(Some records)
────────────────

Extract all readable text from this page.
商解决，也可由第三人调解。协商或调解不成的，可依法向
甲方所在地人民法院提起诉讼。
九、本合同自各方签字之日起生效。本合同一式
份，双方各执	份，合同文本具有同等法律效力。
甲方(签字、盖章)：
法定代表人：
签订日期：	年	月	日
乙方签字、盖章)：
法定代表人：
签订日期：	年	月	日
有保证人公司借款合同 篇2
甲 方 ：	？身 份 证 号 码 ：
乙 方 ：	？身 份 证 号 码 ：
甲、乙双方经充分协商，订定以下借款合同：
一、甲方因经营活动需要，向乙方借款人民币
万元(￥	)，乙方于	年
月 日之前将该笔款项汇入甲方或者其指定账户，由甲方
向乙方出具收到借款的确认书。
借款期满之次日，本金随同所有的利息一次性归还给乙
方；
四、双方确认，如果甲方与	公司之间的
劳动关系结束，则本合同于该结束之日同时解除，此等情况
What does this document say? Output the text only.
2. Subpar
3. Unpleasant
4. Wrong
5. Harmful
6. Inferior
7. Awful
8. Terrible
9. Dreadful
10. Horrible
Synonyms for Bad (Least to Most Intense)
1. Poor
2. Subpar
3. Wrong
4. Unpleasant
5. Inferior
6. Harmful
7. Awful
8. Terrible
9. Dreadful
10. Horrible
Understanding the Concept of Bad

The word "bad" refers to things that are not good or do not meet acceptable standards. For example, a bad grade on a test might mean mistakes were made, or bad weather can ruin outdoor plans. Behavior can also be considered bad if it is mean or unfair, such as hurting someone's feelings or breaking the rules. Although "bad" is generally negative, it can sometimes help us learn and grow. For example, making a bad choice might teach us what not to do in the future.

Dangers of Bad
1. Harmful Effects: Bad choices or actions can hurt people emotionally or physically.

────────────────

WRITTEN REQUEST —
All of the records must be repeated exactly.

THE COMPLETED TASK —
Extract all readable text from this page.
商解决，也可由第三人调解。协商或调解不成的，可依法向
甲方所在地人民法院提起诉讼。
九、本合同自各方签字之日起生效。本合同一式
份，双方各执	份，合同文本具有同等法律效力。
甲方(签字、盖章)：
法定代表人：
签订日期：	年	月	日
乙方签字、盖章)：
法定代表人：
签订日期：	年	月	日
有保证人公司借款合同 篇2
甲 方 ：	？身 份 证 号 码 ：
乙 方 ：	？身 份 证 号 码 ：
甲、乙双方经充分协商，订定以下借款合同：
一、甲方因经营活动需要，向乙方借款人民币
万元(￥	)，乙方于	年
月 日之前将该笔款项汇入甲方或者其指定账户，由甲方
向乙方出具收到借款的确认书。
借款期满之次日，本金随同所有的利息一次性归还给乙
方；
四、双方确认，如果甲方与	公司之间的
劳动关系结束，则本合同于该结束之日同时解除，此等情况
What does this document say? Output the text only.
2. Subpar
3. Unpleasant
4. Wrong
5. Harmful
6. Inferior
7. Awful
8. Terrible
9. Dreadful
10. Horrible
Synonyms for Bad (Least to Most Intense)
1. Poor
2. Subpar
3. Wrong
4. Unpleasant
5. Inferior
6. Harmful
7. Awful
8. Terrible
9. Dreadful
10. Horrible
Understanding the Concept of Bad

The word "bad" refers to things that are not good or do not meet acceptable standards. For example, a bad grade on a test might mean mistakes were made, or bad weather can ruin outdoor plans. Behavior can also be considered bad if it is mean or unfair, such as hurting someone's feelings or breaking the rules. Although "bad" is generally negative, it can sometimes help us learn and grow. For example, making a bad choice might teach us what not to do in the future.

Dangers of Bad
1. Harmful Effects: Bad choices or actions can hurt people emotionally or physically.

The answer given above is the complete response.